Discover how to automate vulnerability detection of your assets, so you can shift left security and protect your infrastructure before a vulnerability becomes a security incident.
In this article, we’ll cover how to query the NIST vulnerability database, create a CPE Name for a resource, and automate the fetching of vulnerabilities with a script.
Vulnerabilities as an Attack Vector
Software developers aren’t perfect; sometimes their code misses an edge case that makes your infrastructure vulnerable.
Let’s take the Apple goto fail vulnerability in 2016, a single duplicated line enabled man-in-the-middle attacks on SSL communications involving Apple devices:
if ((err = SSLHashSHA1.update(&hashCtx, &signedParams)) != 0)
goto fail;
goto fail; // This executes outside the if
These errors are common and silly, but still dangerous; moreover, as code gets more complex, and as more resources you have, the bigger your surface attack. That’s why it’s so important to install security updates.
Vulnerabilities are your backdoor and can provide access in many ways. Allowing attackers to disrupt your service, obtain information about your infrastructure (so they can exploit other vulnerabilities), and in the worst cases, execute code that ends on a remote control. Once they are in, attackers can move laterally to other resources, accessing or encrypting your business data, using your resources for crypto mining, or altering your production line ever so slightly so you don’t notice but enough so production fails.
Nowadays attacks tend to start as automated processes executed by botnets that look for vulnerable services and automatically hack them.
We often aren’t aware of how much information our services share, like a web server that shares its version number. It didn’t take long for me to find a public web server like that:
$ curl -I https://▋▋▋.▋▋▋▋▋▋▋▋▋.net
HTTP/2 301
server: nginx/1.18.0 (Ubuntu) ← ⚠️
date: Fri, 04 Oct 2024 08:57:20 GMT
content-type: text/html
content-length: 178
location: https://▋▋▋.▋▋▋▋▋▋▋▋▋.net/home/
We know this server is using server: nginx/1.18.0 (Ubuntu)
, we can look for vulnerabilities affecting this software and launch an attack.
Querying for Vulnerabilities in Your Device
Where can you search for the vulnerabilities in a given software? In a vulnerability database (ba dum tss).
When a vulnerability is found, it is classified under the Common Vulnerabilities and Exposures (CVE) system. This system standardizes naming vulnerabilities (CVE-YEAR-ID
) and presenting relative information (description, metrics, etc.).
Some organizations such as NIST NVD maintain CVE databases, where people can learn how to mitigate them.
This database has a search tool that allows you to search by software and version. You only need to format it in a CPE (Common Platform Enumeration), a structured naming scheme for information technology systems, software, and packages.

### RECORDED INFORMATION:
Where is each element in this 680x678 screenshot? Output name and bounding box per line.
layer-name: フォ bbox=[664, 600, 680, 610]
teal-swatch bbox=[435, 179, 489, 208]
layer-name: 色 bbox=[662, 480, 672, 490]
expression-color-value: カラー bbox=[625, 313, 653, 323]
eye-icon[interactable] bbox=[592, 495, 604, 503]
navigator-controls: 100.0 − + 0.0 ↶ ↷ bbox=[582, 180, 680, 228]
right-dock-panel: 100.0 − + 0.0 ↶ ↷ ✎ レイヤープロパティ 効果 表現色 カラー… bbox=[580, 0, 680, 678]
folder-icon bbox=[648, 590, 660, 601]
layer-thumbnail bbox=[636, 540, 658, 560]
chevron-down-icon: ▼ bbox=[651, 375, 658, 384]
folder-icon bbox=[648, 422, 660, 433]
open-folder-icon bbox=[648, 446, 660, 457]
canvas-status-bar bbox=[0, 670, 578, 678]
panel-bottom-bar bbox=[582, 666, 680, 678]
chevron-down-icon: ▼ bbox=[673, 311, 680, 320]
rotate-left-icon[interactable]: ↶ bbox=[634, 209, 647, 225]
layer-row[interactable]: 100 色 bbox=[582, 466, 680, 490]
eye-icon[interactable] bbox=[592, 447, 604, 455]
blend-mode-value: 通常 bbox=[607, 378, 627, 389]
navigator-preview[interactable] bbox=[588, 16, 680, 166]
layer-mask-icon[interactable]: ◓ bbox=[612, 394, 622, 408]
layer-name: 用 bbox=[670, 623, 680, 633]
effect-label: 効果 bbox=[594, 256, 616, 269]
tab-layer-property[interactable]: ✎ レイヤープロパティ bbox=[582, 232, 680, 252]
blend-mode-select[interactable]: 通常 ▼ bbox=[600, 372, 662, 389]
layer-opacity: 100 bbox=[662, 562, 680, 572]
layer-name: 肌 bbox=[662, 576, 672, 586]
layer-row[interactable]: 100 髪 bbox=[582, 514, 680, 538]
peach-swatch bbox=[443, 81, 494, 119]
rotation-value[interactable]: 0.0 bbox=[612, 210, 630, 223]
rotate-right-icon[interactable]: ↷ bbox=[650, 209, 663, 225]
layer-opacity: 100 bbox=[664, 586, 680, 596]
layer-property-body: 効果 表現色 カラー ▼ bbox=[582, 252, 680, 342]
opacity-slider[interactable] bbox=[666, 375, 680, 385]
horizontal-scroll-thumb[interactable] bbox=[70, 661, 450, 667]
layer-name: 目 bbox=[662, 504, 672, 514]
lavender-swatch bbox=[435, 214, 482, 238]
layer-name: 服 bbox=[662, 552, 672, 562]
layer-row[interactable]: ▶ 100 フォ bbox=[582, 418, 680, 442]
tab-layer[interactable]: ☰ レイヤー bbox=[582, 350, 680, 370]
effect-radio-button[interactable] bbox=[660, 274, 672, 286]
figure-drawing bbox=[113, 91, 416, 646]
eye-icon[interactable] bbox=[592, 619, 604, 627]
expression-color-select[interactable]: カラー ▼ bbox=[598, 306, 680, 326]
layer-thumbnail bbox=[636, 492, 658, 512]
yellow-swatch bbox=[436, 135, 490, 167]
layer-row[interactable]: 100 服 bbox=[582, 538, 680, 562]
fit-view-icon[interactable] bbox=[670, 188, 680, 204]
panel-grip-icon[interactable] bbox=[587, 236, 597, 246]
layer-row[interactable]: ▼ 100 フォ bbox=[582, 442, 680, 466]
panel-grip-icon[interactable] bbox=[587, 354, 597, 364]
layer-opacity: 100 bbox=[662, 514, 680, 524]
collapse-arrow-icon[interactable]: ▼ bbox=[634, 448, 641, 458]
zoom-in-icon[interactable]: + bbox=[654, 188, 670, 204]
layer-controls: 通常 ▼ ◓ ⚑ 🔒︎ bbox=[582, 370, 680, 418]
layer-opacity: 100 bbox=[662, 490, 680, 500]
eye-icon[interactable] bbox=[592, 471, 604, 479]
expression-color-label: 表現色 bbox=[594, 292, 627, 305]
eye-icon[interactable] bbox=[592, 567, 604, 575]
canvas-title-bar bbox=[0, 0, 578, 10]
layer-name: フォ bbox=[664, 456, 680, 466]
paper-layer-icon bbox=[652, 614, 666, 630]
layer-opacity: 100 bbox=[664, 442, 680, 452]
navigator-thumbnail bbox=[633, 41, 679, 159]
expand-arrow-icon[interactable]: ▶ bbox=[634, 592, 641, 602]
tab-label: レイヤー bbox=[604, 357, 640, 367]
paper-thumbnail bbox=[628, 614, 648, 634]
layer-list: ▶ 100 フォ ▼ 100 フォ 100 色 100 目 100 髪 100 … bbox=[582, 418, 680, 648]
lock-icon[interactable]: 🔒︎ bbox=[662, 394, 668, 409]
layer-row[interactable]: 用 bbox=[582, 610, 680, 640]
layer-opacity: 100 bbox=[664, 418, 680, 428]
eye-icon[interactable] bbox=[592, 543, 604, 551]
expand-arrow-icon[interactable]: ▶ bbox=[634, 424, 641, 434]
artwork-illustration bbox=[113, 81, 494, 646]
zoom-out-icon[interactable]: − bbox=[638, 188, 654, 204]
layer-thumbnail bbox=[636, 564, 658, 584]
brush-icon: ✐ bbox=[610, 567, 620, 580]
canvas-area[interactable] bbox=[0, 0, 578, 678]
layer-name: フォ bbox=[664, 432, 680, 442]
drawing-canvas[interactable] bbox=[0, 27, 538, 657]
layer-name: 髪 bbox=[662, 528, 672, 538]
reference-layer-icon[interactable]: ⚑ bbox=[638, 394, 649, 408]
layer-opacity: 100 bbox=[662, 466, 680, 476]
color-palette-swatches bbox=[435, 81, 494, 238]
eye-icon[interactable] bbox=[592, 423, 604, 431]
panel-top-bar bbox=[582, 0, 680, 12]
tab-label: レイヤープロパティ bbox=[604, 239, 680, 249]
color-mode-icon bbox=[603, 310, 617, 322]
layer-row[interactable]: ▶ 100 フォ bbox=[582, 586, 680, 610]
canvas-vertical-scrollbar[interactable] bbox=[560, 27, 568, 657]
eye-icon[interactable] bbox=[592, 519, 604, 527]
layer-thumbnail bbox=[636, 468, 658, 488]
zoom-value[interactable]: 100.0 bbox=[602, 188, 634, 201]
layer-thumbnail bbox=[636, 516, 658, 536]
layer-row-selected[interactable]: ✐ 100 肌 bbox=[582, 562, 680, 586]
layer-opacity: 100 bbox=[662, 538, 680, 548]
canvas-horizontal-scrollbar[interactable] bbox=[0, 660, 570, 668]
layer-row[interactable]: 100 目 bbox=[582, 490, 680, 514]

### EXERCISE REQUIREMENTS:
[a] In the vulnerability detection article, what does CPE stand for?
[b] Copy the passage of the vulnerability detection article from "Vulnerabilities as an" up to and including "SSLHashSHA1.update(&hashCtx, &signedParams)) != 0)".
[c] Write the next part of the vulnerability detection article, picking up after its final sentence.

### RESULTS BY TASK:
[a] Common Platform Enumeration

[b]
Vulnerabilities as an Attack Vector
Software developers aren’t perfect; sometimes their code misses an edge case that makes your infrastructure vulnerable.
Let’s take the Apple goto fail vulnerability in 2016, a single duplicated line enabled man-in-the-middle attacks on SSL communications involving Apple devices:
if ((err = SSLHashSHA1.update(&hashCtx, &signedParams)) != 0)

[c]
When in doubt about what is the correct CPE for your resource, you can always ask Google:
For the nginx
service from the example earlier, the CPE would be cpe:2.3:a:f5:nginx:1.18.0:*:*:*:*:*:*:*
.
Entering this string on the search tool:
Throws three high-severity vulnerabilities that could be used to impact that web server:
Getting closer to an industrial setup, we’ll take a Siemens ‘SIMATIC S7-1500’ PLC as an example:
This concrete PLC has a 0.5.1
firmware version, so its CPE would be cpe:2.3:o:siemens:simatic_s7-1500_cpu_firmware:0.5.1:*:*:*:*:*:*:*
.
Querying the NIST database, we see 13 vulnerabilities:
Nice! Now we can go through this list and apply mitigation actions where needed.
Querying the NIST NVD API
However, repeating this process for each resource at a time is time-wasting, and directly not feasible when we have hundreds of devices.
Luckily, NIST offers an API to query this database and automate this vulnerability discovery process.
Using the API is incredibly simple. We could perform the same queries we did before in the command line with a program like curl
:
$ curl "https://services.nvd.nist.gov/rest/json/cves/2.0?cpeName=cpe:2.3:a:f5:nginx:1.18.0" > nginx-1-18-0.json
$ curl "https://services.nvd.nist.gov/rest/json/cves/2.0?cpeName=cpe:2.3:o:siemens:simatic_s7-1500_cpu_firmware:0.5.1" > simatic_s7-1500.json
The response is a rather intuitive and comprehensive JSON payload:
$ cat "nginx-1-18-0.json" | jq .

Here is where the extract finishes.